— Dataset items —
>> Begin
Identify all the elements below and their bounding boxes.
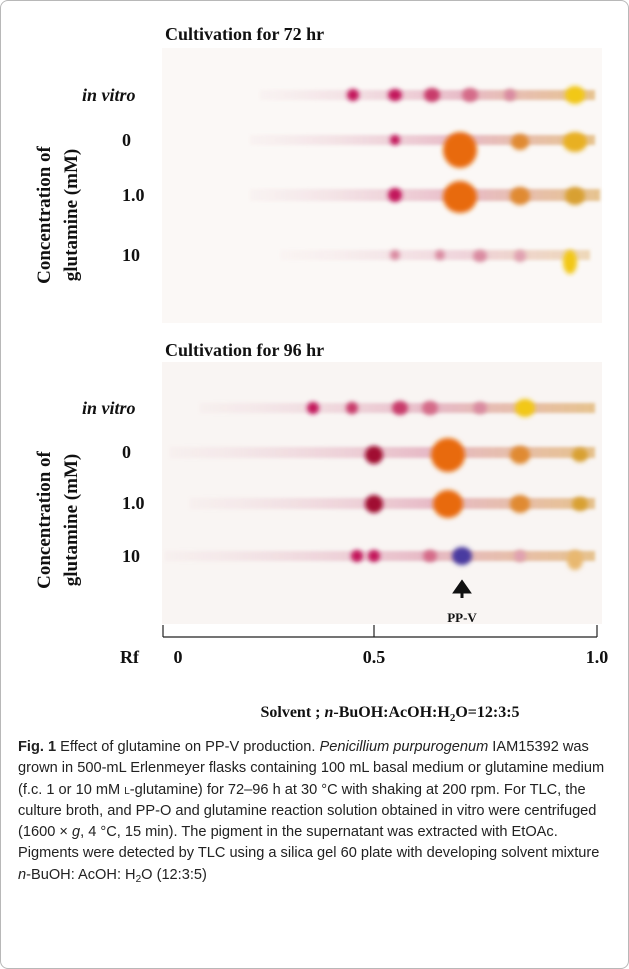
plate [162,362,602,624]
y-label: glutamine (mM) [61,454,82,586]
axis-label: Rf [120,647,140,667]
caption: Fig. 1 Effect of glutamine on PP-V produ… [18,737,614,890]
y-label: Concentration of [34,145,55,283]
solvent: Solvent ; n-BuOH:AcOH:H2O=12:3:5 [260,704,519,724]
y-label: glutamine (mM) [61,149,82,281]
tick-label: 0 [174,647,183,667]
panel-title: Cultivation for 96 hr [165,340,324,360]
caption-run: Penicillium purpurogenum [319,739,489,755]
rf-axis [162,625,598,638]
plate [162,48,602,323]
caption-run: -BuOH: AcOH: H [26,866,136,883]
row-label: in vitro [82,398,136,418]
tick-label: 1.0 [586,647,609,667]
row-label: 1.0 [122,493,145,513]
caption-label: Fig. 1 [18,739,57,755]
panel-title: Cultivation for 72 hr [165,24,324,44]
solvent-run: -BuOH:AcOH:H [333,704,450,721]
spots [307,86,588,570]
solvent-run: n [324,704,333,721]
solvent-run: Solvent ; [260,704,324,721]
row-label: 10 [122,546,140,566]
y-label: Concentration of [34,450,55,588]
row-label: 1.0 [122,185,145,205]
row-label: 0 [122,442,131,462]
arrow-label: PP-V [447,610,477,625]
caption-run: , 4 °C, 15 min). The pigment in the supe… [18,824,600,862]
figure: Cultivation for 72 hr Cultivation for 96… [34,24,609,724]
row-label: in vitro [82,85,136,105]
caption-run: l [124,781,130,798]
solvent-run: O=12:3:5 [455,704,519,721]
caption-run: IAM15392 was grown in 500-mL Erlenmeyer … [18,739,605,798]
solvent-run: 2 [450,712,456,724]
caption-run: O (12:3:5) [141,866,207,883]
caption-run: g [71,824,81,841]
caption-run: -glutamine) for 72–96 h at 30 °C with sh… [18,781,597,841]
row-label: 0 [122,130,131,150]
caption-run: n [18,866,27,883]
caption-run: Effect of glutamine on PP-V production. [56,739,320,755]
caption-run: 2 [135,873,142,885]
arrow [452,579,472,598]
tick-label: 0.5 [363,647,386,667]
row-label: 10 [122,245,140,265]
>> End
— Written instruction —
Reproduce the data verbatim, beginning with the line containing "plate [162,362,602,624]" and continuing through the end of the data.

— Right answer —
plate [162,362,602,624]
y-label: glutamine (mM) [61,454,82,586]
axis-label: Rf [120,647,140,667]
caption: Fig. 1 Effect of glutamine on PP-V produ… [18,737,614,890]
y-label: Concentration of [34,145,55,283]
solvent: Solvent ; n-BuOH:AcOH:H2O=12:3:5 [260,704,519,724]
y-label: glutamine (mM) [61,149,82,281]
tick-label: 0 [174,647,183,667]
panel-title: Cultivation for 96 hr [165,340,324,360]
caption-run: Penicillium purpurogenum [319,739,489,755]
rf-axis [162,625,598,638]
plate [162,48,602,323]
caption-run: -BuOH: AcOH: H [26,866,136,883]
row-label: in vitro [82,398,136,418]
tick-label: 1.0 [586,647,609,667]
row-label: 1.0 [122,493,145,513]
caption-label: Fig. 1 [18,739,57,755]
panel-title: Cultivation for 72 hr [165,24,324,44]
solvent-run: -BuOH:AcOH:H [333,704,450,721]
spots [307,86,588,570]
solvent-run: n [324,704,333,721]
solvent-run: Solvent ; [260,704,324,721]
row-label: 10 [122,546,140,566]
y-label: Concentration of [34,450,55,588]
row-label: 1.0 [122,185,145,205]
row-label: 0 [122,442,131,462]
arrow-label: PP-V [447,610,477,625]
caption-run: , 4 °C, 15 min). The pigment in the supe… [18,824,600,862]
figure: Cultivation for 72 hr Cultivation for 96… [34,24,609,724]
row-label: in vitro [82,85,136,105]
caption-run: l [124,781,130,798]
solvent-run: O=12:3:5 [455,704,519,721]
caption-run: IAM15392 was grown in 500-mL Erlenmeyer … [18,739,605,798]
solvent-run: 2 [450,712,456,724]
caption-run: O (12:3:5) [141,866,207,883]
caption-run: g [71,824,81,841]
caption-run: -glutamine) for 72–96 h at 30 °C with sh… [18,781,597,841]
row-label: 0 [122,130,131,150]
caption-run: n [18,866,27,883]
caption-run: Effect of glutamine on PP-V production. [56,739,320,755]
caption-run: 2 [135,873,142,885]
arrow [452,579,472,598]
tick-label: 0.5 [363,647,386,667]
row-label: 10 [122,245,140,265]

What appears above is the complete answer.